Set down each record exactly as written.

· · · · · · ·

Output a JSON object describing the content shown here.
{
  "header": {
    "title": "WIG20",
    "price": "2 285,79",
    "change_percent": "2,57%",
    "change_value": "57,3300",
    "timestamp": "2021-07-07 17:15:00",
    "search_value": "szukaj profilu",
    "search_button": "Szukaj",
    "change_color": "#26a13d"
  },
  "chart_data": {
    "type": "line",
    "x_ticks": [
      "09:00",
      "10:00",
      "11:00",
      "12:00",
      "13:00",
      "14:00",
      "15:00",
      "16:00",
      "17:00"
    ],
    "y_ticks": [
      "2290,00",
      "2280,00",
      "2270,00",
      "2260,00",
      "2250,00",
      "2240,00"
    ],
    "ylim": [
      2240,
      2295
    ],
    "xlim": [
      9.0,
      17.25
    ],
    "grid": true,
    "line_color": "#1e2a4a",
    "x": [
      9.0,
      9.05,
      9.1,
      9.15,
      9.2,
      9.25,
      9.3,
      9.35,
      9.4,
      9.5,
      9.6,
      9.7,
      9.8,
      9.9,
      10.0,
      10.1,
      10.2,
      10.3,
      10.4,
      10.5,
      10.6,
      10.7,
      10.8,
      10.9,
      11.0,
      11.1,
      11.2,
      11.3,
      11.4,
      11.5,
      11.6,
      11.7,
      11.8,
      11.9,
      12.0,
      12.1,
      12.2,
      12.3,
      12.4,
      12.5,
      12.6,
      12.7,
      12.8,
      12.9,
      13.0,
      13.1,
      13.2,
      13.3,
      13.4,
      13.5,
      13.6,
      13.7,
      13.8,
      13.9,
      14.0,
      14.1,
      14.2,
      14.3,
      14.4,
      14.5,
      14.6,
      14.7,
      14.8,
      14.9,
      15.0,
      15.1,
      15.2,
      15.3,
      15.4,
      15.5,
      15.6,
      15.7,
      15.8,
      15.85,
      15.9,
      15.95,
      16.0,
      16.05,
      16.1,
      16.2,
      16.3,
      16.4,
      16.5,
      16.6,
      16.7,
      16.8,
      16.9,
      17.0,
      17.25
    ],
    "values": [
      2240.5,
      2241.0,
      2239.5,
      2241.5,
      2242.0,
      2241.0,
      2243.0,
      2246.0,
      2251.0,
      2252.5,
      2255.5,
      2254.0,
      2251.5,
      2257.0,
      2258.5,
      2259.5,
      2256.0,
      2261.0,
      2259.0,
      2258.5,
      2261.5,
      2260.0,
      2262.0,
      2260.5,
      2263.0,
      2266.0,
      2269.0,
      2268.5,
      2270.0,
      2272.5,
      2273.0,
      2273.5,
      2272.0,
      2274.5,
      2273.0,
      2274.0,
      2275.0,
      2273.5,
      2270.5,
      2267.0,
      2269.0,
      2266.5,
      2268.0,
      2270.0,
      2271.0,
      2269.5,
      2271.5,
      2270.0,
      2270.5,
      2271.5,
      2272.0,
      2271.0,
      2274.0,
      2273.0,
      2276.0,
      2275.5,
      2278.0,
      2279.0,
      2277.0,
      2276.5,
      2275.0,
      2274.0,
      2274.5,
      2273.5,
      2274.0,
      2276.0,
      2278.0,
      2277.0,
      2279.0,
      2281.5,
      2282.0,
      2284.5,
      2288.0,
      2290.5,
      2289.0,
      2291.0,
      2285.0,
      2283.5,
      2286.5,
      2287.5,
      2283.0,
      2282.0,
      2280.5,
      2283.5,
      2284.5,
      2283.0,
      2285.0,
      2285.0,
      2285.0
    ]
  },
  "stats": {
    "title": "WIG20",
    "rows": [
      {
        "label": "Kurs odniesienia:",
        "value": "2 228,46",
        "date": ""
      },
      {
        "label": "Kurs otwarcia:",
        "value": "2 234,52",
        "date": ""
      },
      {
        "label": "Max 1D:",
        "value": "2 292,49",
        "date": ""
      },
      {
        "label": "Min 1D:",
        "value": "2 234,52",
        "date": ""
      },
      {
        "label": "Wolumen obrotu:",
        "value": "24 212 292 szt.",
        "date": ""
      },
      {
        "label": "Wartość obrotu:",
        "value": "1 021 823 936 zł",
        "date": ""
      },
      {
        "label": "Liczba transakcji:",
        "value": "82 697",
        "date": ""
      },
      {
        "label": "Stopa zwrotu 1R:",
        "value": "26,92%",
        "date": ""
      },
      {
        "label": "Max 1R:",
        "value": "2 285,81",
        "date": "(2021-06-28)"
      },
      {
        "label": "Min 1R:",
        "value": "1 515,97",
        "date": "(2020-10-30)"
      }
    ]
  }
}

· · · · · · ·

**REPLY:**
Output a JSON object describing the content shown here.
{
  "header": {
    "title": "WIG20",
    "price": "2 285,79",
    "change_percent": "2,57%",
    "change_value": "57,3300",
    "timestamp": "2021-07-07 17:15:00",
    "search_value": "szukaj profilu",
    "search_button": "Szukaj",
    "change_color": "#26a13d"
  },
  "chart_data": {
    "type": "line",
    "x_ticks": [
      "09:00",
      "10:00",
      "11:00",
      "12:00",
      "13:00",
      "14:00",
      "15:00",
      "16:00",
      "17:00"
    ],
    "y_ticks": [
      "2290,00",
      "2280,00",
      "2270,00",
      "2260,00",
      "2250,00",
      "2240,00"
    ],
    "ylim": [
      2240,
      2295
    ],
    "xlim": [
      9.0,
      17.25
    ],
    "grid": true,
    "line_color": "#1e2a4a",
    "x": [
      9.0,
      9.05,
      9.1,
      9.15,
      9.2,
      9.25,
      9.3,
      9.35,
      9.4,
      9.5,
      9.6,
      9.7,
      9.8,
      9.9,
      10.0,
      10.1,
      10.2,
      10.3,
      10.4,
      10.5,
      10.6,
      10.7,
      10.8,
      10.9,
      11.0,
      11.1,
      11.2,
      11.3,
      11.4,
      11.5,
      11.6,
      11.7,
      11.8,
      11.9,
      12.0,
      12.1,
      12.2,
      12.3,
      12.4,
      12.5,
      12.6,
      12.7,
      12.8,
      12.9,
      13.0,
      13.1,
      13.2,
      13.3,
      13.4,
      13.5,
      13.6,
      13.7,
      13.8,
      13.9,
      14.0,
      14.1,
      14.2,
      14.3,
      14.4,
      14.5,
      14.6,
      14.7,
      14.8,
      14.9,
      15.0,
      15.1,
      15.2,
      15.3,
      15.4,
      15.5,
      15.6,
      15.7,
      15.8,
      15.85,
      15.9,
      15.95,
      16.0,
      16.05,
      16.1,
      16.2,
      16.3,
      16.4,
      16.5,
      16.6,
      16.7,
      16.8,
      16.9,
      17.0,
      17.25
    ],
    "values": [
      2240.5,
      2241.0,
      2239.5,
      2241.5,
      2242.0,
      2241.0,
      2243.0,
      2246.0,
      2251.0,
      2252.5,
      2255.5,
      2254.0,
      2251.5,
      2257.0,
      2258.5,
      2259.5,
      2256.0,
      2261.0,
      2259.0,
      2258.5,
      2261.5,
      2260.0,
      2262.0,
      2260.5,
      2263.0,
      2266.0,
      2269.0,
      2268.5,
      2270.0,
      2272.5,
      2273.0,
      2273.5,
      2272.0,
      2274.5,
      2273.0,
      2274.0,
      2275.0,
      2273.5,
      2270.5,
      2267.0,
      2269.0,
      2266.5,
      2268.0,
      2270.0,
      2271.0,
      2269.5,
      2271.5,
      2270.0,
      2270.5,
      2271.5,
      2272.0,
      2271.0,
      2274.0,
      2273.0,
      2276.0,
      2275.5,
      2278.0,
      2279.0,
      2277.0,
      2276.5,
      2275.0,
      2274.0,
      2274.5,
      2273.5,
      2274.0,
      2276.0,
      2278.0,
      2277.0,
      2279.0,
      2281.5,
      2282.0,
      2284.5,
      2288.0,
      2290.5,
      2289.0,
      2291.0,
      2285.0,
      2283.5,
      2286.5,
      2287.5,
      2283.0,
      2282.0,
      2280.5,
      2283.5,
      2284.5,
      2283.0,
      2285.0,
      2285.0,
      2285.0
    ]
  },
  "stats": {
    "title": "WIG20",
    "rows": [
      {
        "label": "Kurs odniesienia:",
        "value": "2 228,46",
        "date": ""
      },
      {
        "label": "Kurs otwarcia:",
        "value": "2 234,52",
        "date": ""
      },
      {
        "label": "Max 1D:",
        "value": "2 292,49",
        "date": ""
      },
      {
        "label": "Min 1D:",
        "value": "2 234,52",
        "date": ""
      },
      {
        "label": "Wolumen obrotu:",
        "value": "24 212 292 szt.",
        "date": ""
      },
      {
        "label": "Wartość obrotu:",
        "value": "1 021 823 936 zł",
        "date": ""
      },
      {
        "label": "Liczba transakcji:",
        "value": "82 697",
        "date": ""
      },
      {
        "label": "Stopa zwrotu 1R:",
        "value": "26,92%",
        "date": ""
      },
      {
        "label": "Max 1R:",
        "value": "2 285,81",
        "date": "(2021-06-28)"
      },
      {
        "label": "Min 1R:",
        "value": "1 515,97",
        "date": "(2020-10-30)"
      }
    ]
  }
}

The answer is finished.